* start Materials provided *

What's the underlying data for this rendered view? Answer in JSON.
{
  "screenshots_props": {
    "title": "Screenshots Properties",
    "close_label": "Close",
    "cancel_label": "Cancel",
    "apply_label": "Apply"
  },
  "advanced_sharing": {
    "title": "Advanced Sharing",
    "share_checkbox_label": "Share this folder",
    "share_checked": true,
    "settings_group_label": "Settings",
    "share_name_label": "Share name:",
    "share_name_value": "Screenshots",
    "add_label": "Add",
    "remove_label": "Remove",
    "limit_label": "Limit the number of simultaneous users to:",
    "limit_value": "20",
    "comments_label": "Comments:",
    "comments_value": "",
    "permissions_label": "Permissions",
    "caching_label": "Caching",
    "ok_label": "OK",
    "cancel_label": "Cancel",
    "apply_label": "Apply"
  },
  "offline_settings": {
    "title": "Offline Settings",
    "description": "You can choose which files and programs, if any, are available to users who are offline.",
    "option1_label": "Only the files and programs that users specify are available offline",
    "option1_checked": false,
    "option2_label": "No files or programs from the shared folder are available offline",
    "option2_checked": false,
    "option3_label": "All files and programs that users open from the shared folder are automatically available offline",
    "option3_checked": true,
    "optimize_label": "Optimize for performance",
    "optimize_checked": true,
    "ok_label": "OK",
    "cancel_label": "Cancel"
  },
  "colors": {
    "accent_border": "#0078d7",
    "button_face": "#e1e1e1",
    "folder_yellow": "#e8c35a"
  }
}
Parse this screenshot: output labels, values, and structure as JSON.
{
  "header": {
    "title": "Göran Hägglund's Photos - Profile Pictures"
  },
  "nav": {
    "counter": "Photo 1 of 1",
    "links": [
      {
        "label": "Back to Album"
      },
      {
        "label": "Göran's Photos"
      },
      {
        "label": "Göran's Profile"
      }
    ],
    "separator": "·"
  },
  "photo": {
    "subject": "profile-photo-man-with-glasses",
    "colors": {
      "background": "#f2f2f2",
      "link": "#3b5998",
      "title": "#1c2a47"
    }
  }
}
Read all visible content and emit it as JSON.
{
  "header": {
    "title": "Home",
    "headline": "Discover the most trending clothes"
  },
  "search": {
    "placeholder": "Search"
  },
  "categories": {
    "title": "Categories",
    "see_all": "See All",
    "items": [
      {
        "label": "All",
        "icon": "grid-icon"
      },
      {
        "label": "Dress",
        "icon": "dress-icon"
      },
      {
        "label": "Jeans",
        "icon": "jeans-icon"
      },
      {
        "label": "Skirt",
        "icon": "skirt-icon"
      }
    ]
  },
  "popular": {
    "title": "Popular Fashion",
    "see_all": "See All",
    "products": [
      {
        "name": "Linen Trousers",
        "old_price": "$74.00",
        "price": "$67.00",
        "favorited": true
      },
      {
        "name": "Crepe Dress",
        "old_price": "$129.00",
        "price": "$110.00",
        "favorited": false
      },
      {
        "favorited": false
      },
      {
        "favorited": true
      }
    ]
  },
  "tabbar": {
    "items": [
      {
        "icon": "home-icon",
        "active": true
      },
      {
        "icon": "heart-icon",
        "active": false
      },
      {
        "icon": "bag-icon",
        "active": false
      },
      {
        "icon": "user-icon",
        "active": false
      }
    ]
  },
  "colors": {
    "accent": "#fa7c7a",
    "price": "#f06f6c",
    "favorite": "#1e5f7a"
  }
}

* end Materials provided *

* Required work *
Reproduce the material in full, with no word added or dropped.

* Solution *
What's the underlying data for this rendered view? Answer in JSON.
{
  "screenshots_props": {
    "title": "Screenshots Properties",
    "close_label": "Close",
    "cancel_label": "Cancel",
    "apply_label": "Apply"
  },
  "advanced_sharing": {
    "title": "Advanced Sharing",
    "share_checkbox_label": "Share this folder",
    "share_checked": true,
    "settings_group_label": "Settings",
    "share_name_label": "Share name:",
    "share_name_value": "Screenshots",
    "add_label": "Add",
    "remove_label": "Remove",
    "limit_label": "Limit the number of simultaneous users to:",
    "limit_value": "20",
    "comments_label": "Comments:",
    "comments_value": "",
    "permissions_label": "Permissions",
    "caching_label": "Caching",
    "ok_label": "OK",
    "cancel_label": "Cancel",
    "apply_label": "Apply"
  },
  "offline_settings": {
    "title": "Offline Settings",
    "description": "You can choose which files and programs, if any, are available to users who are offline.",
    "option1_label": "Only the files and programs that users specify are available offline",
    "option1_checked": false,
    "option2_label": "No files or programs from the shared folder are available offline",
    "option2_checked": false,
    "option3_label": "All files and programs that users open from the shared folder are automatically available offline",
    "option3_checked": true,
    "optimize_label": "Optimize for performance",
    "optimize_checked": true,
    "ok_label": "OK",
    "cancel_label": "Cancel"
  },
  "colors": {
    "accent_border": "#0078d7",
    "button_face": "#e1e1e1",
    "folder_yellow": "#e8c35a"
  }
}
Parse this screenshot: output labels, values, and structure as JSON.
{
  "header": {
    "title": "Göran Hägglund's Photos - Profile Pictures"
  },
  "nav": {
    "counter": "Photo 1 of 1",
    "links": [
      {
        "label": "Back to Album"
      },
      {
        "label": "Göran's Photos"
      },
      {
        "label": "Göran's Profile"
      }
    ],
    "separator": "·"
  },
  "photo": {
    "subject": "profile-photo-man-with-glasses",
    "colors": {
      "background": "#f2f2f2",
      "link": "#3b5998",
      "title": "#1c2a47"
    }
  }
}
Read all visible content and emit it as JSON.
{
  "header": {
    "title": "Home",
    "headline": "Discover the most trending clothes"
  },
  "search": {
    "placeholder": "Search"
  },
  "categories": {
    "title": "Categories",
    "see_all": "See All",
    "items": [
      {
        "label": "All",
        "icon": "grid-icon"
      },
      {
        "label": "Dress",
        "icon": "dress-icon"
      },
      {
        "label": "Jeans",
        "icon": "jeans-icon"
      },
      {
        "label": "Skirt",
        "icon": "skirt-icon"
      }
    ]
  },
  "popular": {
    "title": "Popular Fashion",
    "see_all": "See All",
    "products": [
      {
        "name": "Linen Trousers",
        "old_price": "$74.00",
        "price": "$67.00",
        "favorited": true
      },
      {
        "name": "Crepe Dress",
        "old_price": "$129.00",
        "price": "$110.00",
        "favorited": false
      },
      {
        "favorited": false
      },
      {
        "favorited": true
      }
    ]
  },
  "tabbar": {
    "items": [
      {
        "icon": "home-icon",
        "active": true
      },
      {
        "icon": "heart-icon",
        "active": false
      },
      {
        "icon": "bag-icon",
        "active": false
      },
      {
        "icon": "user-icon",
        "active": false
      }
    ]
  },
  "colors": {
    "accent": "#fa7c7a",
    "price": "#f06f6c",
    "favorite": "#1e5f7a"
  }
}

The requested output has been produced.